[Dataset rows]
■ ■ ■ ■ ■

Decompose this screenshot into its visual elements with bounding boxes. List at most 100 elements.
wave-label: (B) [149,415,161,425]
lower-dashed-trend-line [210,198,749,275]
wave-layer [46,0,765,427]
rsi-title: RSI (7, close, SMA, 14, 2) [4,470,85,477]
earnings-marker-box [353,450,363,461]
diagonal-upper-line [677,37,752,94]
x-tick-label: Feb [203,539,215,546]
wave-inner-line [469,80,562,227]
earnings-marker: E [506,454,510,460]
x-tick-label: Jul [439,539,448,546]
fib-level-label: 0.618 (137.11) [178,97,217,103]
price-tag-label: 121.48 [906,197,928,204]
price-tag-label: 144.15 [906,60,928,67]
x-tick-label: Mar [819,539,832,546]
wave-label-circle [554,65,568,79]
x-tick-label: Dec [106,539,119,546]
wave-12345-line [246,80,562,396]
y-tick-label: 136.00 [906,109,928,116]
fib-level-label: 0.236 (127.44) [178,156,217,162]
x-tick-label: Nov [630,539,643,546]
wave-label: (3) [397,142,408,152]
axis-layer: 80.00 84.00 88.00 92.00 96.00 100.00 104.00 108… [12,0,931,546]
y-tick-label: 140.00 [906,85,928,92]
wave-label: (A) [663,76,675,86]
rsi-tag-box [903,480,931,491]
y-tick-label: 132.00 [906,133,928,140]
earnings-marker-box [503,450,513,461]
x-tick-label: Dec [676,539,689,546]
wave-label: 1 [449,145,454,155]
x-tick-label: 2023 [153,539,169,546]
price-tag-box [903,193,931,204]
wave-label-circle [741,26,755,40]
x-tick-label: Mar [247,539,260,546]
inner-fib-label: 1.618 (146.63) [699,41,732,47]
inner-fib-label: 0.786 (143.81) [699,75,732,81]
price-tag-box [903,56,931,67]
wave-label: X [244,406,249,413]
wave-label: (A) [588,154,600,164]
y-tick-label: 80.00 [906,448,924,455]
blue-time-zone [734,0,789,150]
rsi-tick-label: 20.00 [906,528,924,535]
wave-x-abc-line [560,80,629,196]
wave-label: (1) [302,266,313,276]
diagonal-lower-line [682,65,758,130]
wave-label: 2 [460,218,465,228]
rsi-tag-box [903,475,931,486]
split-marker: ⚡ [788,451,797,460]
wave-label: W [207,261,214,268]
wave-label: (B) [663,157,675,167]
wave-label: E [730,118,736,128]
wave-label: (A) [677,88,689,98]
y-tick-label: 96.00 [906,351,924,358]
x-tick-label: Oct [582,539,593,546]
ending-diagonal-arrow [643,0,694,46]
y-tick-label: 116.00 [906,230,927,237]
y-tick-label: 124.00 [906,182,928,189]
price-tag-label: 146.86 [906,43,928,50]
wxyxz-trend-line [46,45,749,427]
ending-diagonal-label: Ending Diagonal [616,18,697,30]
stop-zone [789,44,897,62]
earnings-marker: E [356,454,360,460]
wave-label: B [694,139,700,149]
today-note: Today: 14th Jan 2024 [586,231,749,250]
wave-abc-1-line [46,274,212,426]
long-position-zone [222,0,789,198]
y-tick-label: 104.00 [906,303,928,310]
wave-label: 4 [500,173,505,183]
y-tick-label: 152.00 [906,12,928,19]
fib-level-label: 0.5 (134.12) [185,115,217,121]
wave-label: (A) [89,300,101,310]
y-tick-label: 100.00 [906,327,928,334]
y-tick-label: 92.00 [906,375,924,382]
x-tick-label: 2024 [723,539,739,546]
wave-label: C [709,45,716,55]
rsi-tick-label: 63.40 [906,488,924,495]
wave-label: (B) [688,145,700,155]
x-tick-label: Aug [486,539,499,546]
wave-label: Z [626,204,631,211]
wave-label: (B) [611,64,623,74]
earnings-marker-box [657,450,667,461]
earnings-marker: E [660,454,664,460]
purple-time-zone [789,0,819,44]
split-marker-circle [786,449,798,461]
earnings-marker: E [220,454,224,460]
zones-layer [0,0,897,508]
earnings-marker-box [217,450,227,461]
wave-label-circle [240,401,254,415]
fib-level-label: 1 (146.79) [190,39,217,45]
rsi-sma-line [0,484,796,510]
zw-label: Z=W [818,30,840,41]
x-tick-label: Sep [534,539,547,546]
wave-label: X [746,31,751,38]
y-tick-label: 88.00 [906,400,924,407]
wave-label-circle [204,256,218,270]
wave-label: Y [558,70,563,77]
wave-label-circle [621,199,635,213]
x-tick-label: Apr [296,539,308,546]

■ ■ ■ ■ ■

- WHAT THE EXERCISE ASKS -
Copy the rows word for word, starting at the first line and stopping after the line that contains "x-tick-label: Feb [203,539,215,546]". Include both of those lines and nothing beyond them.

- TASK RESPONSE -
Decompose this screenshot into its visual elements with bounding boxes. List at most 100 elements.
wave-label: (B) [149,415,161,425]
lower-dashed-trend-line [210,198,749,275]
wave-layer [46,0,765,427]
rsi-title: RSI (7, close, SMA, 14, 2) [4,470,85,477]
earnings-marker-box [353,450,363,461]
diagonal-upper-line [677,37,752,94]
x-tick-label: Feb [203,539,215,546]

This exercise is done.